### Stored rows:
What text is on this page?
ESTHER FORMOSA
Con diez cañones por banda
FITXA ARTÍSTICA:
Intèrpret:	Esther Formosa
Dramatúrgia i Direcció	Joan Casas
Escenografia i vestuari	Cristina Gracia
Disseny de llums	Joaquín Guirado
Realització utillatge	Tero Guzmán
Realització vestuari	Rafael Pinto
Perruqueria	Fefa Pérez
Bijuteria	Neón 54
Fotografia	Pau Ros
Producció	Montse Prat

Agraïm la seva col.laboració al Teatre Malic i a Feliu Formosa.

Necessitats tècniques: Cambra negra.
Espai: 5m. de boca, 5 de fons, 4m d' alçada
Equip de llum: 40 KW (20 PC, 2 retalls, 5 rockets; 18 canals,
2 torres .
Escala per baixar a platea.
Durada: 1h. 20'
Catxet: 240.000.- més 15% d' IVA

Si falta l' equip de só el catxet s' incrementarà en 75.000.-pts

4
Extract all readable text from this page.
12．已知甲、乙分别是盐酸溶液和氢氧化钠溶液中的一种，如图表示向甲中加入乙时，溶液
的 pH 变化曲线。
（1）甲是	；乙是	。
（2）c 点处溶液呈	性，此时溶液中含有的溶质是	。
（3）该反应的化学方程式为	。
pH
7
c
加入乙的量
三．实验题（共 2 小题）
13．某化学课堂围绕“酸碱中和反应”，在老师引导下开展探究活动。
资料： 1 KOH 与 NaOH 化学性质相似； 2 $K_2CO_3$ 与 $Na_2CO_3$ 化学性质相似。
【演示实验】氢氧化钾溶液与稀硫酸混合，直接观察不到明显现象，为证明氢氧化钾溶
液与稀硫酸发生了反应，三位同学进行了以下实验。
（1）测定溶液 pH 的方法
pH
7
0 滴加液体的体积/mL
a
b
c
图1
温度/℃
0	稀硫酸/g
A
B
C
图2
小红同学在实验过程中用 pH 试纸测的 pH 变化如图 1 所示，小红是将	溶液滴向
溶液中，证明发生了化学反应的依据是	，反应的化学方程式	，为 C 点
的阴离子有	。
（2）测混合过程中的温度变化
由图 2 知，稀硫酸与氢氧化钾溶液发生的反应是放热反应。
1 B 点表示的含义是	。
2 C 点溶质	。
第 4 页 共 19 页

### Task prompt:
Collect the lines of the data that carry the word "Realització".

### The reply:
Realització utillatge	Tero Guzmán
Realització vestuari	Rafael Pinto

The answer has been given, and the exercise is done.